What the task asks:
Say how many lines contain the word "this" and give no other text.

Dataset records:
--- Start ---
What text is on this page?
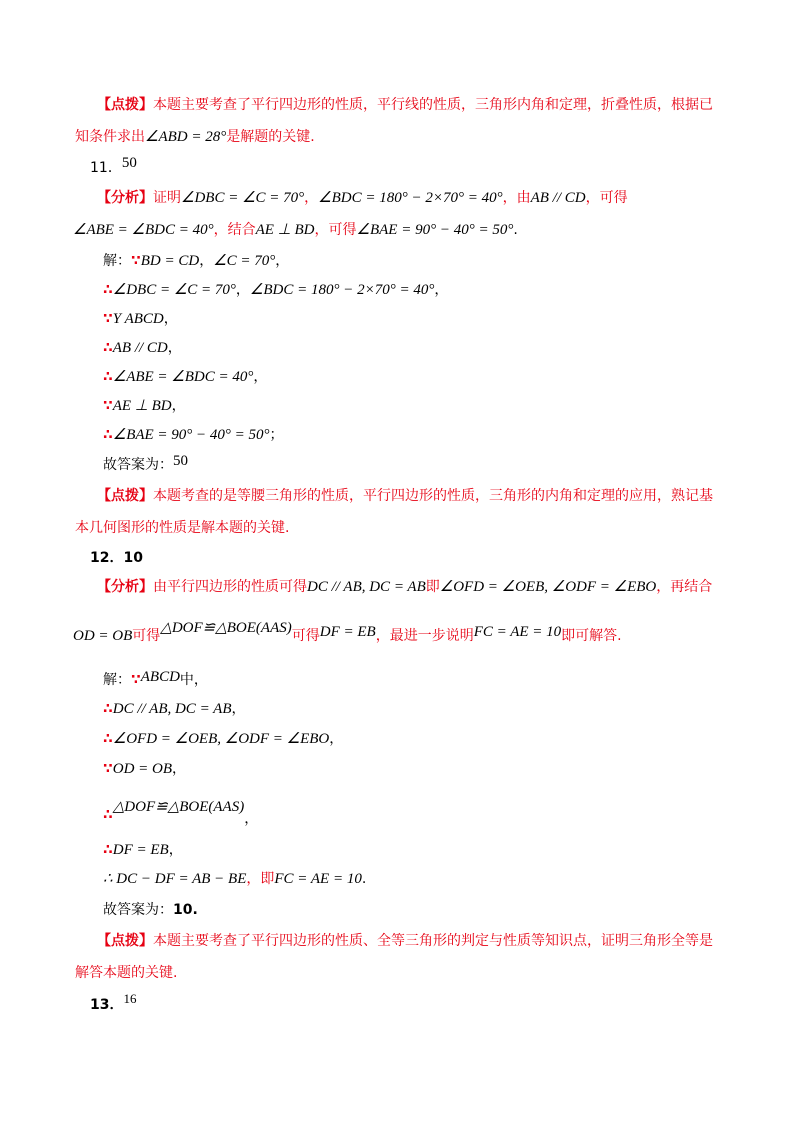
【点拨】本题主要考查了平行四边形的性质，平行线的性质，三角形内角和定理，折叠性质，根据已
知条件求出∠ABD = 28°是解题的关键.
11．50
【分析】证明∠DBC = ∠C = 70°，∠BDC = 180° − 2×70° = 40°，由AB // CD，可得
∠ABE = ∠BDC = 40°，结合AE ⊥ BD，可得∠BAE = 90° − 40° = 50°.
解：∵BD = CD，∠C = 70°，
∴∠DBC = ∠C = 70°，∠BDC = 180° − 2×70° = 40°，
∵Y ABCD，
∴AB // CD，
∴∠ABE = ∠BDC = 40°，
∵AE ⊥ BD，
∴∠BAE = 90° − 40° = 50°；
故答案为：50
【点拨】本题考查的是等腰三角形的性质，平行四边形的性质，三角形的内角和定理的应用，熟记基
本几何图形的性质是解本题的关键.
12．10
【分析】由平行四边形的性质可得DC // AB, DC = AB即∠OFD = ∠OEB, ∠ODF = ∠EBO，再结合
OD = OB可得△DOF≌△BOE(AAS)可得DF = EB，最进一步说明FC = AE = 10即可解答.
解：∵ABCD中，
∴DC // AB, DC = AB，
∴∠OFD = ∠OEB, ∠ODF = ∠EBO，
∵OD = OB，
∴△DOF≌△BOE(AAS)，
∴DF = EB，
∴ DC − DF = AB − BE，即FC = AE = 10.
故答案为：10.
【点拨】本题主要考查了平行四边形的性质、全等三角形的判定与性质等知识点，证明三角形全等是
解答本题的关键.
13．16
--- End ---
--- Start ---
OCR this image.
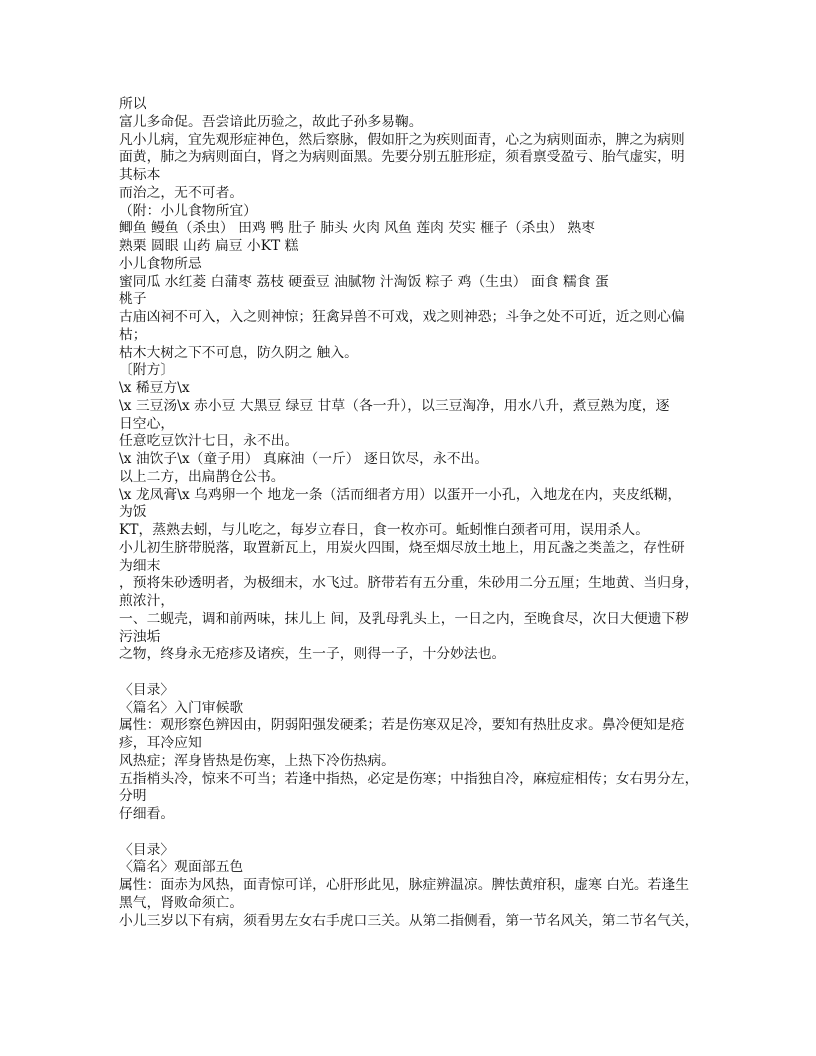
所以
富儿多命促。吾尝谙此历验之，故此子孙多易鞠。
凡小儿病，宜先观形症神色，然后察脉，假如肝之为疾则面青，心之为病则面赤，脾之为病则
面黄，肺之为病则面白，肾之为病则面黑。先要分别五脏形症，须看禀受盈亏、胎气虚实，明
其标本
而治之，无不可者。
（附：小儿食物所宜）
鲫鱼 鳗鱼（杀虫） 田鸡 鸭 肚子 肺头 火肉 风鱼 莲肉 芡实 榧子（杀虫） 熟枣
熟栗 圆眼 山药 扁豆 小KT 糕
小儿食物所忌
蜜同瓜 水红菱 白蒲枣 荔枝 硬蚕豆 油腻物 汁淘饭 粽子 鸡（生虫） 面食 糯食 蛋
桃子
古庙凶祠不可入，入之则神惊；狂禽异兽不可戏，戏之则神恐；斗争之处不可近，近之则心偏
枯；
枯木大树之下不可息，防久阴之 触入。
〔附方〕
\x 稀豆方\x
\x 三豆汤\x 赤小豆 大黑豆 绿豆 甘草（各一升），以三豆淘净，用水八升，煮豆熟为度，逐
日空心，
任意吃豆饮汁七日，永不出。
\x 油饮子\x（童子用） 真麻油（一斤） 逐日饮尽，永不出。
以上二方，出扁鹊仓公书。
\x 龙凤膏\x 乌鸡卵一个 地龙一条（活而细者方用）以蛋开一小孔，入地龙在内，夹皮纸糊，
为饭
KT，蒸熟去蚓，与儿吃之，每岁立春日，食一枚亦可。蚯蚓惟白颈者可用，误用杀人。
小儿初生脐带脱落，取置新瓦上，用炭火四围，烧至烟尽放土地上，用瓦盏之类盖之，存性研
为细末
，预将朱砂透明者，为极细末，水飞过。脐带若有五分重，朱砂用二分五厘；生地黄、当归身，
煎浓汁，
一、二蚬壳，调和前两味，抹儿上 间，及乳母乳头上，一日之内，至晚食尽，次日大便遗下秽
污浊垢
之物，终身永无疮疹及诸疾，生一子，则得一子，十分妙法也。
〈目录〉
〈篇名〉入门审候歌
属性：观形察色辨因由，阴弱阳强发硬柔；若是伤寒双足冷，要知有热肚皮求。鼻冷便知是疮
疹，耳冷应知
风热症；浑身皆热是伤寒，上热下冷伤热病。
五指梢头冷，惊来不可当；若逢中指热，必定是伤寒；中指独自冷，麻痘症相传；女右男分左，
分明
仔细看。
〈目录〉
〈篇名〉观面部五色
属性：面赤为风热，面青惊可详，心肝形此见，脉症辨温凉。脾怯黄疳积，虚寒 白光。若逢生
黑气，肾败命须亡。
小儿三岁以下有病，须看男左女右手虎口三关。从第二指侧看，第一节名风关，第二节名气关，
--- End ---
Final answer:
2